#### Recorded information ####

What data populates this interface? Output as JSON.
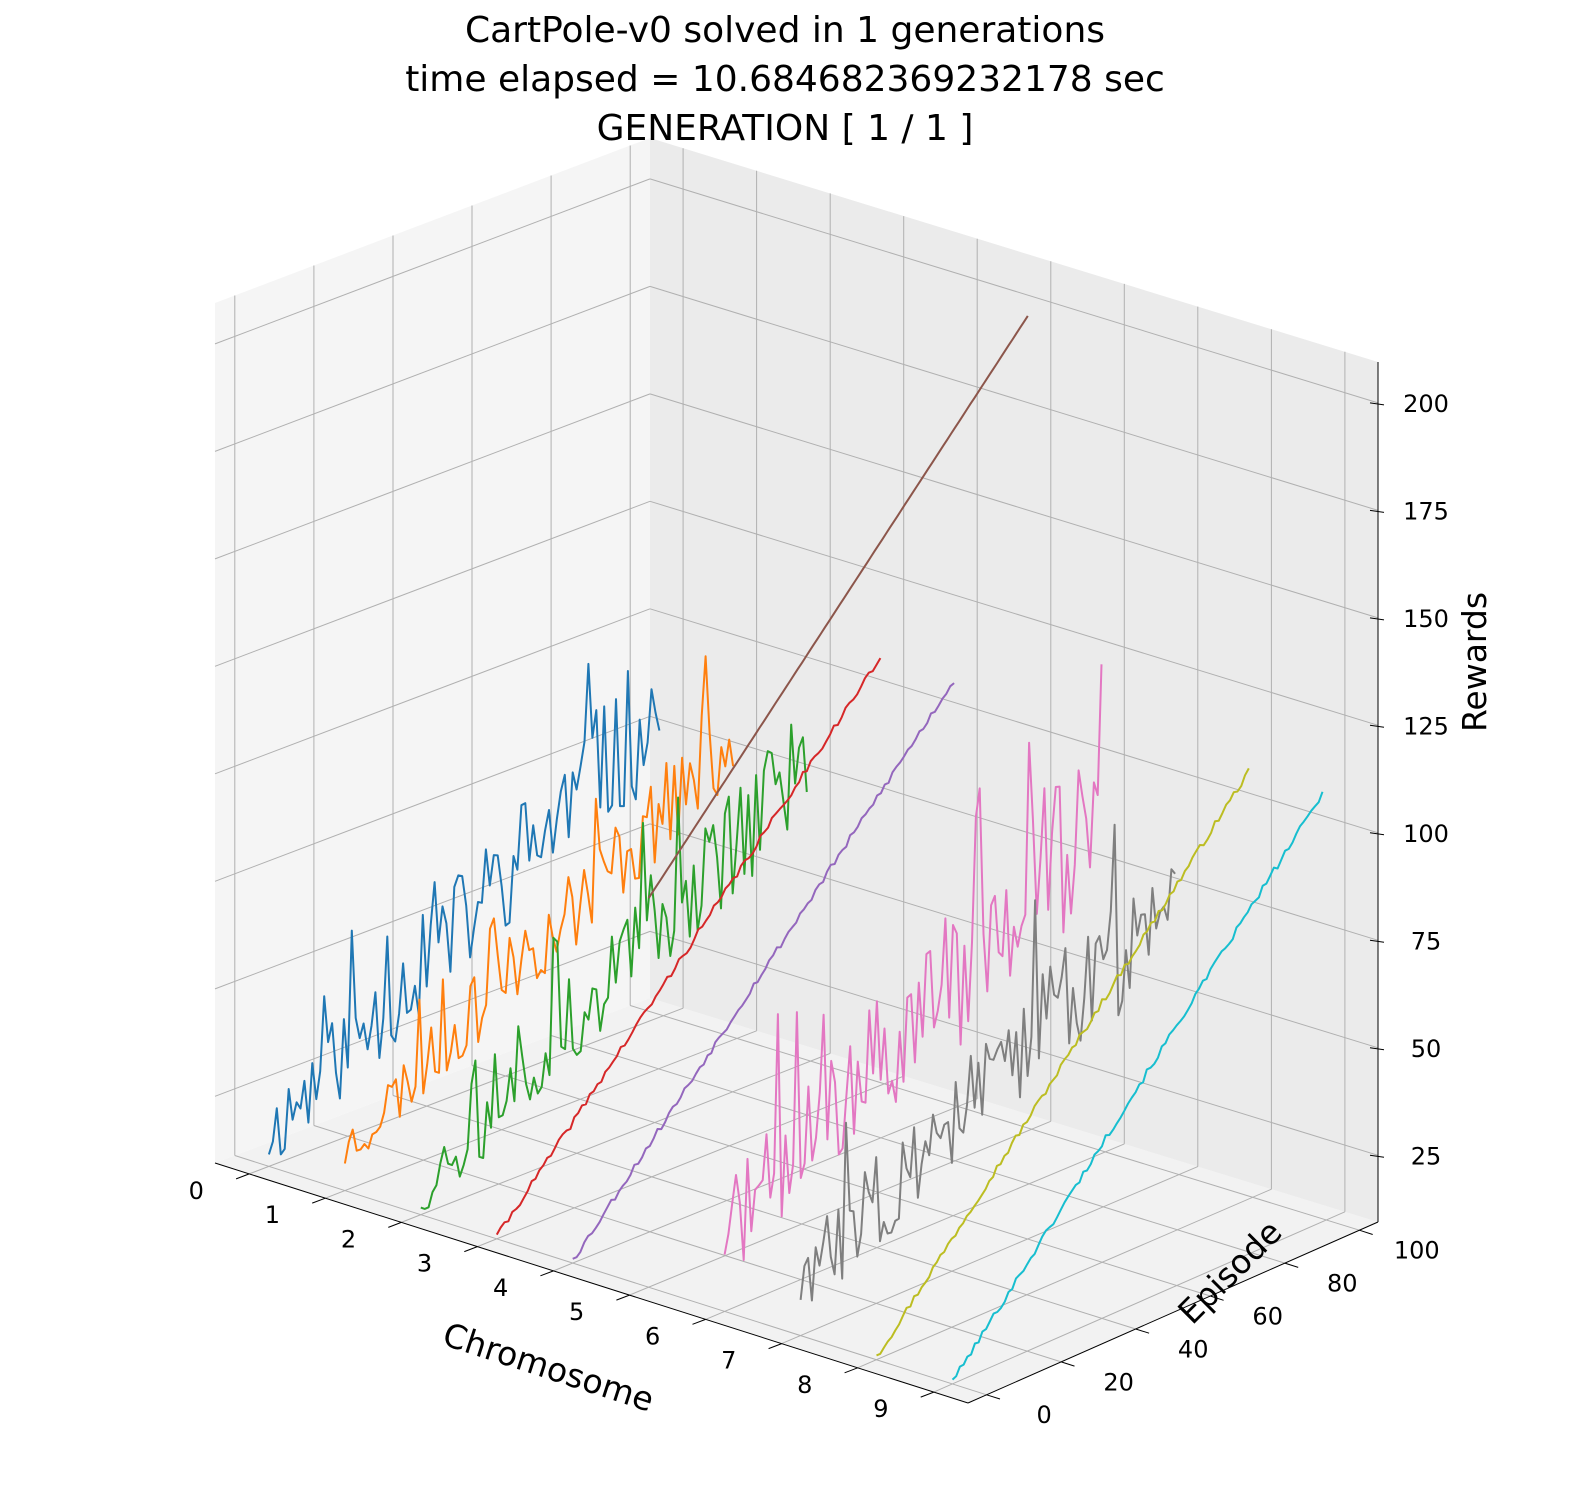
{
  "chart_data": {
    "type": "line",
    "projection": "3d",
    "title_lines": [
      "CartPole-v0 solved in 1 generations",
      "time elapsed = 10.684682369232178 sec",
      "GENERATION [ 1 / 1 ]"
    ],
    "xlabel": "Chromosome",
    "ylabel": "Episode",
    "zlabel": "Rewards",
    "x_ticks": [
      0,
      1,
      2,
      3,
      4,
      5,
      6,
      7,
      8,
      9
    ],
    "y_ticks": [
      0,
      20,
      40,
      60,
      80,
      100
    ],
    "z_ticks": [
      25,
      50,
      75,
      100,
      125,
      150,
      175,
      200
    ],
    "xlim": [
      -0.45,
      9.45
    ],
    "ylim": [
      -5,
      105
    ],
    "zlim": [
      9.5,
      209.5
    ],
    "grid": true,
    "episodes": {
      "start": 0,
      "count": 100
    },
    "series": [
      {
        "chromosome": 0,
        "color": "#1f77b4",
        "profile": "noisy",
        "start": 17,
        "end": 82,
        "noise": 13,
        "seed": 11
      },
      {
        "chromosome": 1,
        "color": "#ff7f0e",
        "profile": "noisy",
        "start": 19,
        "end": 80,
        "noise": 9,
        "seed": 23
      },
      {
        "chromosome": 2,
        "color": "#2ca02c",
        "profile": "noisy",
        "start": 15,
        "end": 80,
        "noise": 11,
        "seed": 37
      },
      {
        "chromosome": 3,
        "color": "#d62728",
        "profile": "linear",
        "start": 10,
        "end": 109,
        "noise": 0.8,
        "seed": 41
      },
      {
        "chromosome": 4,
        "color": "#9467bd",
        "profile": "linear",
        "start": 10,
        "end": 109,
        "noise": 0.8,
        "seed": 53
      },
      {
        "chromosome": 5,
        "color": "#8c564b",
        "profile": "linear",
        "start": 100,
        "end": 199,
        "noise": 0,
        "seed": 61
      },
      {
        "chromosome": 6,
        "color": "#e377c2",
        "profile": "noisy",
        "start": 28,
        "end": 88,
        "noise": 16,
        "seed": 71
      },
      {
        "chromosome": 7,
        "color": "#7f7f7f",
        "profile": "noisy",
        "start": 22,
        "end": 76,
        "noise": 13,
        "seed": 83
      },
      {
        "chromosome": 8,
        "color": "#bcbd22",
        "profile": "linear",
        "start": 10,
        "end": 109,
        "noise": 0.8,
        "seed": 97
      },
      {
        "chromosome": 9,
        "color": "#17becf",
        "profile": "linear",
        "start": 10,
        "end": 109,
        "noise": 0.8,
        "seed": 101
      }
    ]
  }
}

####

Track down every line with the word "start" and copy it.

● Final answer:
      "start": 0,
        "start": 17,
        "start": 19,
        "start": 15,
        "start": 10,
        "start": 10,
        "start": 100,
        "start": 28,
        "start": 22,
        "start": 10,
        "start": 10,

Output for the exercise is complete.